- Task instructions -
Give the entries again, word for word.

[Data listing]
______

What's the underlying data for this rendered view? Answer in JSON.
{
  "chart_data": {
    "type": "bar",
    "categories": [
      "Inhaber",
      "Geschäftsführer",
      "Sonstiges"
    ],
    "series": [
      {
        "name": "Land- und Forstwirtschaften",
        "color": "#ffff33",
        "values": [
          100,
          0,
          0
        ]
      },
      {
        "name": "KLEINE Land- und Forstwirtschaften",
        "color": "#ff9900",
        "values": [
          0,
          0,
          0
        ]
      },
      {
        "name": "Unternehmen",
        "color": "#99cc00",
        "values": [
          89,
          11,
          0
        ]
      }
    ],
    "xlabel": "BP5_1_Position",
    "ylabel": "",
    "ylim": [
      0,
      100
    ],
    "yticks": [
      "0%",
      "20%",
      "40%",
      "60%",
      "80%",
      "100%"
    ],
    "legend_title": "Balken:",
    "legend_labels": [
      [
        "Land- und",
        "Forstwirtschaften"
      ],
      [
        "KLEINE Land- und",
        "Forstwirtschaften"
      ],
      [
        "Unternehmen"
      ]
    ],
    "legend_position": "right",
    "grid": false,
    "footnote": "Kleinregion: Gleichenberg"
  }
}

______

- Task output -
What's the underlying data for this rendered view? Answer in JSON.
{
  "chart_data": {
    "type": "bar",
    "categories": [
      "Inhaber",
      "Geschäftsführer",
      "Sonstiges"
    ],
    "series": [
      {
        "name": "Land- und Forstwirtschaften",
        "color": "#ffff33",
        "values": [
          100,
          0,
          0
        ]
      },
      {
        "name": "KLEINE Land- und Forstwirtschaften",
        "color": "#ff9900",
        "values": [
          0,
          0,
          0
        ]
      },
      {
        "name": "Unternehmen",
        "color": "#99cc00",
        "values": [
          89,
          11,
          0
        ]
      }
    ],
    "xlabel": "BP5_1_Position",
    "ylabel": "",
    "ylim": [
      0,
      100
    ],
    "yticks": [
      "0%",
      "20%",
      "40%",
      "60%",
      "80%",
      "100%"
    ],
    "legend_title": "Balken:",
    "legend_labels": [
      [
        "Land- und",
        "Forstwirtschaften"
      ],
      [
        "KLEINE Land- und",
        "Forstwirtschaften"
      ],
      [
        "Unternehmen"
      ]
    ],
    "legend_position": "right",
    "grid": false,
    "footnote": "Kleinregion: Gleichenberg"
  }
}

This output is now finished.